Task description =
Look through the lines below and extract any with the word "this".

Data lines =
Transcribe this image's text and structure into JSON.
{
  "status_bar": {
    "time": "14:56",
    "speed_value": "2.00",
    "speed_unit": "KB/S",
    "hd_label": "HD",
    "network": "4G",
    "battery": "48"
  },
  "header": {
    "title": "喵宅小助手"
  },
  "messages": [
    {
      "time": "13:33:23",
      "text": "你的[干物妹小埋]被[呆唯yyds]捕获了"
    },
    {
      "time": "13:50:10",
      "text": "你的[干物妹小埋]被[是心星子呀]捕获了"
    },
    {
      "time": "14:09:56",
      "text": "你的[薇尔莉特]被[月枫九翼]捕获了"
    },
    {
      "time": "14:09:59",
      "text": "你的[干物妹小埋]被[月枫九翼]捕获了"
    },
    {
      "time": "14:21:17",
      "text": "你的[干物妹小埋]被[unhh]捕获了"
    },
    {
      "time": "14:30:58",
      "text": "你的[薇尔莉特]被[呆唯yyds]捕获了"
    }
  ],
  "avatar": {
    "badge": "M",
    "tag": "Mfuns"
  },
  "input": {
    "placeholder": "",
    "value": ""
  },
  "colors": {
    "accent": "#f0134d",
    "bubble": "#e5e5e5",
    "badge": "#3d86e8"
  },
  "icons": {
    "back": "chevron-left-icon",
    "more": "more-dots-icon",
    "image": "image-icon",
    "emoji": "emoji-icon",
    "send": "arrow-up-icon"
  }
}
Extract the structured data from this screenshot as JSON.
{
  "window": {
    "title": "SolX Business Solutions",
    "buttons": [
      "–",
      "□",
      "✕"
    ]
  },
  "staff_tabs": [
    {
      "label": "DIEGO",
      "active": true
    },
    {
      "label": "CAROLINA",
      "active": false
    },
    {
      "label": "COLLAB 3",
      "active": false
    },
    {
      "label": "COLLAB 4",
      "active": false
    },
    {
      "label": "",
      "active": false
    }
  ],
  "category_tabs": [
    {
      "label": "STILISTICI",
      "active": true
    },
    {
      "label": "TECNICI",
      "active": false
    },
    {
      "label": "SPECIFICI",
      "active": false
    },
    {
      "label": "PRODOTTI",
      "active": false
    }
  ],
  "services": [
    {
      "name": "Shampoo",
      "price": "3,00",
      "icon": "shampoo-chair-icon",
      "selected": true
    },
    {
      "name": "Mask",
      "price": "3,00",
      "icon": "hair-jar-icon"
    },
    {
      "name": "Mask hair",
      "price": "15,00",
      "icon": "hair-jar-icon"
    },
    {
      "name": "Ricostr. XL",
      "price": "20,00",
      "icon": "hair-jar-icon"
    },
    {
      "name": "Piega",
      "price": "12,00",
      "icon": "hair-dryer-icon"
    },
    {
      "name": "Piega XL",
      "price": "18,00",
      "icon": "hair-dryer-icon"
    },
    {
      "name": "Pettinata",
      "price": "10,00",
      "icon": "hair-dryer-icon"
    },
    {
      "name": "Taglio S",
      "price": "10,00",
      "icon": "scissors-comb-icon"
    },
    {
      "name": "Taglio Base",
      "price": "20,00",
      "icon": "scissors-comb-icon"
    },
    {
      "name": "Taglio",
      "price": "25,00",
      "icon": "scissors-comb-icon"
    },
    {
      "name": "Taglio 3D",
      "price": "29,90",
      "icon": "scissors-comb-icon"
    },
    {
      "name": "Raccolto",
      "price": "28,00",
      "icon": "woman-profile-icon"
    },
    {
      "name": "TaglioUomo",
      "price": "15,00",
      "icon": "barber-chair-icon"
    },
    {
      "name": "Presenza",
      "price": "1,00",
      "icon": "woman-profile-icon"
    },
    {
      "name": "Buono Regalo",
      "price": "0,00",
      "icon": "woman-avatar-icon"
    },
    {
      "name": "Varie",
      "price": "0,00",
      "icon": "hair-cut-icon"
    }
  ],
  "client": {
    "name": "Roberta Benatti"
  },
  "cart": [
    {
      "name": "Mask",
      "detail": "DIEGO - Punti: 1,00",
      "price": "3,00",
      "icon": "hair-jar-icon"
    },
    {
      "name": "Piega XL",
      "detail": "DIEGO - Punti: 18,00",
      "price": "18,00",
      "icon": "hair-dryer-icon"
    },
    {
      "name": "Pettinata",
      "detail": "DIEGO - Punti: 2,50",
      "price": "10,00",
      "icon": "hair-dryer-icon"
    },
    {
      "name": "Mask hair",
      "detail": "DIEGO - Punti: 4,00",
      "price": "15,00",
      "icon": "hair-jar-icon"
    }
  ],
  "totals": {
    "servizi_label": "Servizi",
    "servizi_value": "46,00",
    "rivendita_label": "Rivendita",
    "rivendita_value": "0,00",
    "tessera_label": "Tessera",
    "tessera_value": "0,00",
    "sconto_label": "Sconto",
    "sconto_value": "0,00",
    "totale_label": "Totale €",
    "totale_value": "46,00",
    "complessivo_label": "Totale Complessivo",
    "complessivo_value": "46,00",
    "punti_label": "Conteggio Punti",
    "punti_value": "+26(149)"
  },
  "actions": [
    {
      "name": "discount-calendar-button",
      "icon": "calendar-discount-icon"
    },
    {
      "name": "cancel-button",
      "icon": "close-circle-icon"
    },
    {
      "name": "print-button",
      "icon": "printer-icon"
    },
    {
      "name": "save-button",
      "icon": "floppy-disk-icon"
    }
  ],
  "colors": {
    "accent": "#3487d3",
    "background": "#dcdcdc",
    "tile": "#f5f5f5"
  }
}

Worked solution =
Transcribe this image's text and structure into JSON.
Extract the structured data from this screenshot as JSON.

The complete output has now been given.